● YOUR GOAL
From the entries below, gather each line containing the word "near".

##########

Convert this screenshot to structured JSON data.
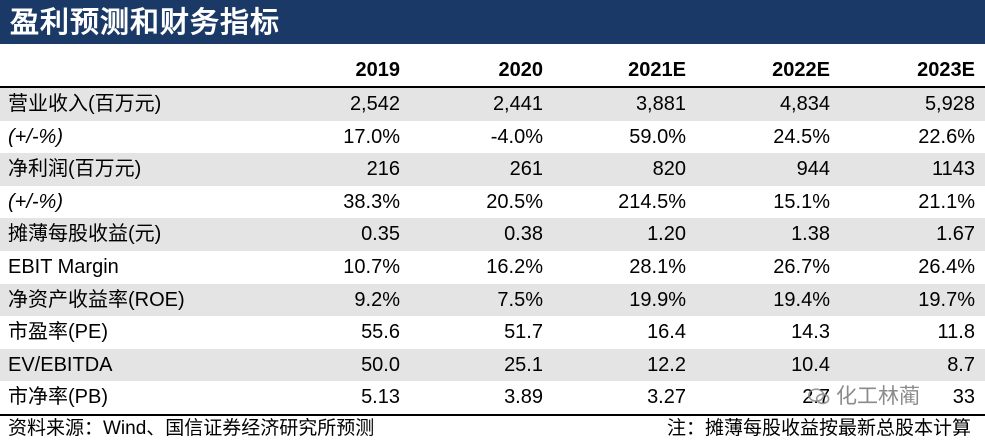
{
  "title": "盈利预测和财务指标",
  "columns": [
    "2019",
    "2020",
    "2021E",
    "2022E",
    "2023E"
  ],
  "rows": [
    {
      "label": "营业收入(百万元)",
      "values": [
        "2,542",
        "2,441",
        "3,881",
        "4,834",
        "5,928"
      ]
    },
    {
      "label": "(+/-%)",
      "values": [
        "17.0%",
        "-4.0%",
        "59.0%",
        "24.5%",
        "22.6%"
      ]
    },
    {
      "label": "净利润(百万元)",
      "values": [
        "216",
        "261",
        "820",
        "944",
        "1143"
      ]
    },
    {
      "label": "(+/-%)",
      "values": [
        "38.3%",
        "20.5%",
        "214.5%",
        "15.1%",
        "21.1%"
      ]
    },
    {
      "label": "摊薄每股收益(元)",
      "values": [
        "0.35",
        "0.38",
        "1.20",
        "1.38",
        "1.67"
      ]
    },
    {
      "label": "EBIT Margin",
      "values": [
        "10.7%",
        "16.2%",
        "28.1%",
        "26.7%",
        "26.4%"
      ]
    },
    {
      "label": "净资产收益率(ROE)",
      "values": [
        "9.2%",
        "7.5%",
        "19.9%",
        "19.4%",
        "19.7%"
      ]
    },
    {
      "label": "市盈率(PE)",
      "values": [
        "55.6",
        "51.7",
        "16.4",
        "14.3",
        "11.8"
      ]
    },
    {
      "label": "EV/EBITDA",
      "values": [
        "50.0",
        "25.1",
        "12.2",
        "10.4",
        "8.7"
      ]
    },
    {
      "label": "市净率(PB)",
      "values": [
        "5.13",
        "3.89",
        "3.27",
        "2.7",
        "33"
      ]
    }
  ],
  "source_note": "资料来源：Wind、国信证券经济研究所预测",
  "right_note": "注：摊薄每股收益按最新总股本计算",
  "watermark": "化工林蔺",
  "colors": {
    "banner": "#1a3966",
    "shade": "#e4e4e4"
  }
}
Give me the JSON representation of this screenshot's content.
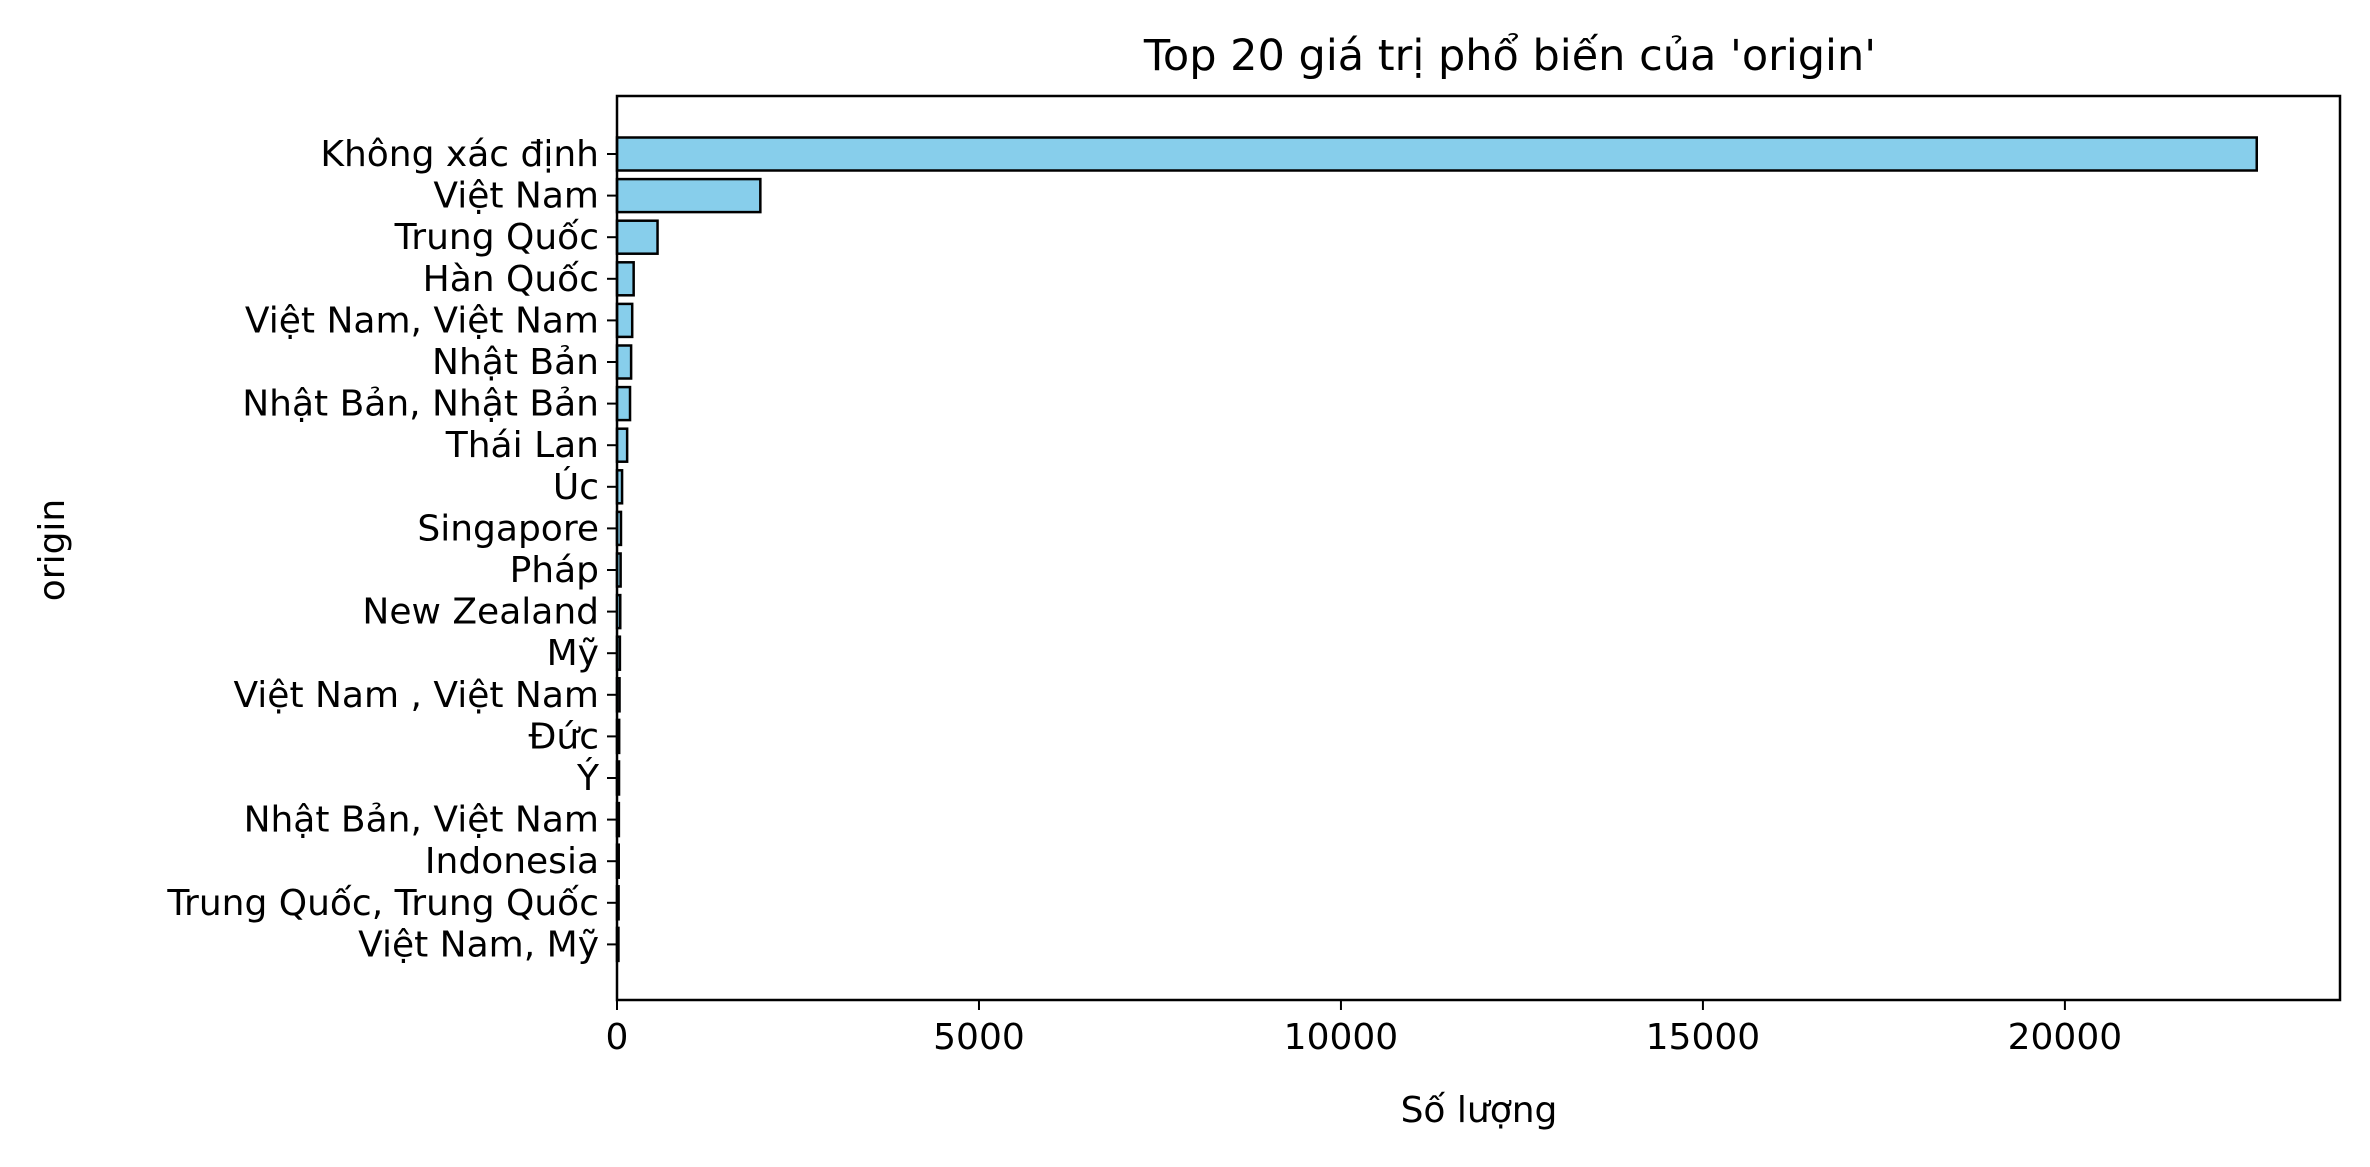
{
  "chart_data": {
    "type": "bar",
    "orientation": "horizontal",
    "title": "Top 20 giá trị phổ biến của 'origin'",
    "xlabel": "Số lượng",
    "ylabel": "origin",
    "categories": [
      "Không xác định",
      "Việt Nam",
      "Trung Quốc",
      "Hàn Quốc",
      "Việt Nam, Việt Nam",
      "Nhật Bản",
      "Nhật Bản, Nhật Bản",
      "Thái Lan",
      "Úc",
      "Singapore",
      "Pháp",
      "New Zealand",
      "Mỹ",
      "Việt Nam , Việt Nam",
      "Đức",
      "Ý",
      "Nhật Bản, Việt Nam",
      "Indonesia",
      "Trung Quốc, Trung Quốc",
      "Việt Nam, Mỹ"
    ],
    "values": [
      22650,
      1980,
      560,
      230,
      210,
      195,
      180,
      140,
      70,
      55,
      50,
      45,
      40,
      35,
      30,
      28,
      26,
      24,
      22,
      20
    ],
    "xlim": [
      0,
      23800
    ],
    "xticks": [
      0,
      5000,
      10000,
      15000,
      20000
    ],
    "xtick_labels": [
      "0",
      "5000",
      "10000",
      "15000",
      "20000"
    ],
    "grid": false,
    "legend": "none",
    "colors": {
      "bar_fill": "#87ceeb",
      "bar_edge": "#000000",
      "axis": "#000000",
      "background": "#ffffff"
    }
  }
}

##########

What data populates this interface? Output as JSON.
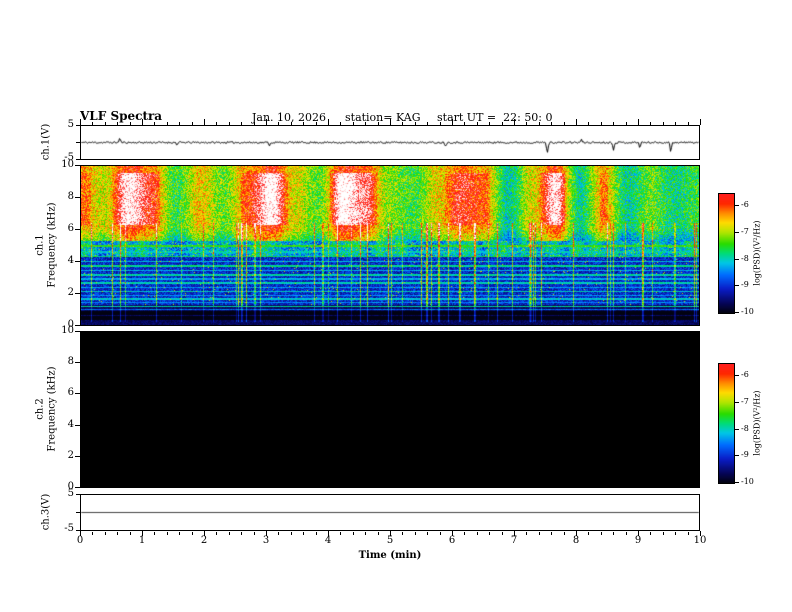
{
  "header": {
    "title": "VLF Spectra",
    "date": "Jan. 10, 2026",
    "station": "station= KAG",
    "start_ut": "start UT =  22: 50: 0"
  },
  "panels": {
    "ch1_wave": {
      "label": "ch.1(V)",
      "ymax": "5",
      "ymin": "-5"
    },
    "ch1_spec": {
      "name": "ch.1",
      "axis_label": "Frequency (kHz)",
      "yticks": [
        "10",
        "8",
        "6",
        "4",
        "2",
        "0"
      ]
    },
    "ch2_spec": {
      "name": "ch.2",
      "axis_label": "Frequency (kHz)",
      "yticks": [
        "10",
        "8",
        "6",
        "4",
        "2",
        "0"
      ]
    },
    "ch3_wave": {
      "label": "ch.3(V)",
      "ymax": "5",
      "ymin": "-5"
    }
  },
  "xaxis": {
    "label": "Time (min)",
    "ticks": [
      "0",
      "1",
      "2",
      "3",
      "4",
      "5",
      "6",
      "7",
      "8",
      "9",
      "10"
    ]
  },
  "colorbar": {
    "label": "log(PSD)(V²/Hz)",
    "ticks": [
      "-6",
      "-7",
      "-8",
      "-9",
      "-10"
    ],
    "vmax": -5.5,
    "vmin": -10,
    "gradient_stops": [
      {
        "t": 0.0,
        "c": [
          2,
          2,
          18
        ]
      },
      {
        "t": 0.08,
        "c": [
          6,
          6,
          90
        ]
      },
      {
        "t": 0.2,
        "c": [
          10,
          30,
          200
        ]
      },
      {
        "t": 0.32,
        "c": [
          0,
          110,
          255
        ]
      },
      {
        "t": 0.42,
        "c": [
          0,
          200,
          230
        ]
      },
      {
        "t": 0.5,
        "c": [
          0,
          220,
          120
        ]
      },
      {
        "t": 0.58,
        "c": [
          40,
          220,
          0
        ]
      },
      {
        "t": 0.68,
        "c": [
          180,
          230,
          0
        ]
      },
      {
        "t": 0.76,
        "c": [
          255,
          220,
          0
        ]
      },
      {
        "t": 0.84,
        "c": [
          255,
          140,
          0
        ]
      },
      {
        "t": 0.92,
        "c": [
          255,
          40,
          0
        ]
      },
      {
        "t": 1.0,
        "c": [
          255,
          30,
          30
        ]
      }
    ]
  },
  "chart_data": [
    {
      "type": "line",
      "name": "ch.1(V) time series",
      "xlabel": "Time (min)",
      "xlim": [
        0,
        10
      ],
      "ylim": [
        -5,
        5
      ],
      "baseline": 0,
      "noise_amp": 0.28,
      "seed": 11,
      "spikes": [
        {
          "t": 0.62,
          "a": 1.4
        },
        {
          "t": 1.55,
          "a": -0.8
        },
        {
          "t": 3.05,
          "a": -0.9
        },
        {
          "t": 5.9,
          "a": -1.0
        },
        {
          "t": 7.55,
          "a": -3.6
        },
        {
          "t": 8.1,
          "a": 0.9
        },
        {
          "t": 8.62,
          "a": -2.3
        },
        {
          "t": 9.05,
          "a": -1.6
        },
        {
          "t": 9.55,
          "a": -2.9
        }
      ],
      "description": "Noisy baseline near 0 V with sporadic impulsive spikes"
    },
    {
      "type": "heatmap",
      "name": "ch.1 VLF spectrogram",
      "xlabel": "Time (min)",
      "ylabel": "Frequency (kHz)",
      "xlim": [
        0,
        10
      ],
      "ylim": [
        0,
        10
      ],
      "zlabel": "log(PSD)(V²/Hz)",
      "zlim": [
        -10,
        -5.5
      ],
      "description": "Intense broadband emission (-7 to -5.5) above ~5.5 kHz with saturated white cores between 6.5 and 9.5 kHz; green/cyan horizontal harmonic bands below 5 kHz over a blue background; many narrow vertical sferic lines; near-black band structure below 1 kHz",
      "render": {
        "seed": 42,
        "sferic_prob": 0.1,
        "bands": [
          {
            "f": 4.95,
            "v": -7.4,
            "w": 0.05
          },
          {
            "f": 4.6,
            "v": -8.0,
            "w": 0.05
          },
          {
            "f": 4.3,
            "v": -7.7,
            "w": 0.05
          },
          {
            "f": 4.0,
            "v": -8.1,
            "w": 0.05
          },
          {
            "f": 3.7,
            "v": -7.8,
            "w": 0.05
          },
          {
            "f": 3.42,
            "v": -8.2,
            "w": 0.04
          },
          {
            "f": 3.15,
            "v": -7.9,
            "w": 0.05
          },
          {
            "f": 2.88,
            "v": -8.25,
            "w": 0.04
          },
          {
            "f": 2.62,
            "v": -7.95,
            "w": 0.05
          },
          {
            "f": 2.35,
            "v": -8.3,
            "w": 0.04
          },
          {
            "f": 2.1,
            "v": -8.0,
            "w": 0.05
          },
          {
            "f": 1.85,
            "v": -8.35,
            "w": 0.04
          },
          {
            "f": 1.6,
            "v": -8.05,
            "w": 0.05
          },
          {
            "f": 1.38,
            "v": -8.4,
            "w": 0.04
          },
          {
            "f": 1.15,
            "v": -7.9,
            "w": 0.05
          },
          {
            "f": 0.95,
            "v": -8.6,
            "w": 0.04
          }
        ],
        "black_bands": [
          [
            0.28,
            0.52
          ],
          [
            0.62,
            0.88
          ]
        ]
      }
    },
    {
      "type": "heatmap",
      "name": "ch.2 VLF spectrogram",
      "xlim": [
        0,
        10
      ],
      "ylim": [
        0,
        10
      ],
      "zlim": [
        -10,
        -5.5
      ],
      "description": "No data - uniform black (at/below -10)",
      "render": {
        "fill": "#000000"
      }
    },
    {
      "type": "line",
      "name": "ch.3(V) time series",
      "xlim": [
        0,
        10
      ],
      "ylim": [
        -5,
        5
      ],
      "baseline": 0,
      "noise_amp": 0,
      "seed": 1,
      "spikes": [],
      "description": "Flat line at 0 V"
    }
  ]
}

##########

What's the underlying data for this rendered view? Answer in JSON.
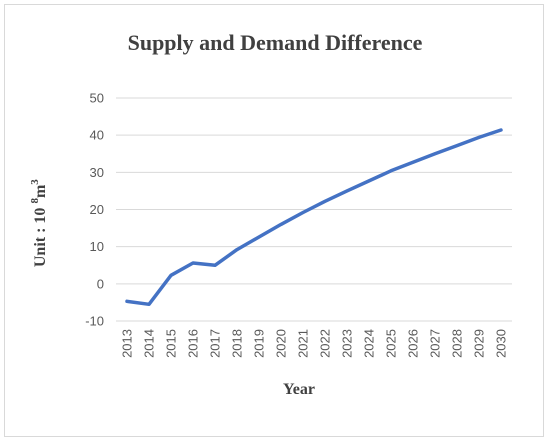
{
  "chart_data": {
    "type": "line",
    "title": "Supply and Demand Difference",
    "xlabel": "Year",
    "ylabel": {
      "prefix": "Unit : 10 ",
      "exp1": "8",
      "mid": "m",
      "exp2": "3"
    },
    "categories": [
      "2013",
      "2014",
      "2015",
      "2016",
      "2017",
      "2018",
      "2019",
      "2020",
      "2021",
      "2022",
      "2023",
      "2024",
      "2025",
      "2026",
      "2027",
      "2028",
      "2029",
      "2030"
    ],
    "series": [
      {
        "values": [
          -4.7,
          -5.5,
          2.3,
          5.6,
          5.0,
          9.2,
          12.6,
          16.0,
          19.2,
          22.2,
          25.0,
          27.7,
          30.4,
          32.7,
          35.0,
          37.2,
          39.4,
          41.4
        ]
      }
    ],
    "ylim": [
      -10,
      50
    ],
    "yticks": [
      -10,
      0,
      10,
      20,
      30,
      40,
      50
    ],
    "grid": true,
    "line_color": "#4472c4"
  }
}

##########

● RESULT FOR THIS EXERCISE
      "description": "Noisy baseline near 0 V with sporadic impulsive spikes"
      "description": "Intense broadband emission (-7 to -5.5) above ~5.5 kHz with saturated white cores between 6.5 and 9.5 kHz; green/cyan horizontal harmonic bands below 5 kHz over a blue background; many narrow vertical sferic lines; near-black band structure below 1 kHz",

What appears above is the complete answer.